> **Request**:
The lines to extract start at the one containing "Convert this document image to plain text." and end with the last line; give them exactly and nothing more.

> **Records to process**:
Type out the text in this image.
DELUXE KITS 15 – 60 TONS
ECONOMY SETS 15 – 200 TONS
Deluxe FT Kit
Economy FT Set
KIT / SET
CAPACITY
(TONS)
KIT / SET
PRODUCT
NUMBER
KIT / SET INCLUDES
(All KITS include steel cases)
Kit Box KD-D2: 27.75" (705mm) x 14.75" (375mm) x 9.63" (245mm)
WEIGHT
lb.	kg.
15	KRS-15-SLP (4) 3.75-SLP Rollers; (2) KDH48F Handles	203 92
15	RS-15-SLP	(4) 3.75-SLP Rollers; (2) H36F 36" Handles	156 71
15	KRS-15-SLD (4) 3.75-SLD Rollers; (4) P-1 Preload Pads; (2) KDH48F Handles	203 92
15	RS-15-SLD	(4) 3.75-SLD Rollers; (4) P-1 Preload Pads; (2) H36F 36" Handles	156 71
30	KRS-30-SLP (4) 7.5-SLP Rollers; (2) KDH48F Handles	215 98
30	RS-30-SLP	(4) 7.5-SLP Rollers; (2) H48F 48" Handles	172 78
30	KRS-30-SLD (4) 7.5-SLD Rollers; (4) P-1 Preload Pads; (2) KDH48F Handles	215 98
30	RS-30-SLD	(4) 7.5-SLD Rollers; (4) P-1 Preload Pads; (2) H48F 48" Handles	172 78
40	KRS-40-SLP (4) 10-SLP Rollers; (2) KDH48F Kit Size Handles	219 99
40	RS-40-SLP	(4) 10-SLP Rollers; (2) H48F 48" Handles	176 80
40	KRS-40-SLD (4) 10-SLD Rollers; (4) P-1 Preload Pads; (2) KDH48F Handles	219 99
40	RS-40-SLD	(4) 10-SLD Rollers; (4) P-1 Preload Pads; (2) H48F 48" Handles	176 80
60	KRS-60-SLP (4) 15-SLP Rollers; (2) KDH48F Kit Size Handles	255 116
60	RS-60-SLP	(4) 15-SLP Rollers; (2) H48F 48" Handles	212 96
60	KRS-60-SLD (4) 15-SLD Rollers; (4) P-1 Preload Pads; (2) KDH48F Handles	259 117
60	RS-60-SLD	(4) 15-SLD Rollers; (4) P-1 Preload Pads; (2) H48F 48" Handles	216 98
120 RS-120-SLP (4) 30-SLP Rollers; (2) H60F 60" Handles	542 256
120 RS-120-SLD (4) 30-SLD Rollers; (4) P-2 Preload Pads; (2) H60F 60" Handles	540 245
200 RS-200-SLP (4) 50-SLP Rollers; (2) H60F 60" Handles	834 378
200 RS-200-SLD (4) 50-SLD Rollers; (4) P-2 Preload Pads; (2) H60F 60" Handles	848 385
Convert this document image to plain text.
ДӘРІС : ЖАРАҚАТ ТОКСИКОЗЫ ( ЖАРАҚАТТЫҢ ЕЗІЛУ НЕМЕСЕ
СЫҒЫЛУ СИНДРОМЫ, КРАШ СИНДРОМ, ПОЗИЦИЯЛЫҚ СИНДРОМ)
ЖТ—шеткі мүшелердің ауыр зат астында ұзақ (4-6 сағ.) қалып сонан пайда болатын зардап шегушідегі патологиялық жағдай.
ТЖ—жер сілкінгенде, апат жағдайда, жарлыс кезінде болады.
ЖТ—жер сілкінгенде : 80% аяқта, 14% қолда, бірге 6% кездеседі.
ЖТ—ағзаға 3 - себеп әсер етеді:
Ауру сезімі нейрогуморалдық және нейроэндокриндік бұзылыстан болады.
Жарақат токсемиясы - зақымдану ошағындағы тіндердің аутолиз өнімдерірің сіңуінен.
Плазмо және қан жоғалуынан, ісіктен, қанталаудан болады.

> **Output of the task**:
Convert this document image to plain text.
ДӘРІС : ЖАРАҚАТ ТОКСИКОЗЫ ( ЖАРАҚАТТЫҢ ЕЗІЛУ НЕМЕСЕ
СЫҒЫЛУ СИНДРОМЫ, КРАШ СИНДРОМ, ПОЗИЦИЯЛЫҚ СИНДРОМ)
ЖТ—шеткі мүшелердің ауыр зат астында ұзақ (4-6 сағ.) қалып сонан пайда болатын зардап шегушідегі патологиялық жағдай.
ТЖ—жер сілкінгенде, апат жағдайда, жарлыс кезінде болады.
ЖТ—жер сілкінгенде : 80% аяқта, 14% қолда, бірге 6% кездеседі.
ЖТ—ағзаға 3 - себеп әсер етеді:
Ауру сезімі нейрогуморалдық және нейроэндокриндік бұзылыстан болады.
Жарақат токсемиясы - зақымдану ошағындағы тіндердің аутолиз өнімдерірің сіңуінен.
Плазмо және қан жоғалуынан, ісіктен, қанталаудан болады.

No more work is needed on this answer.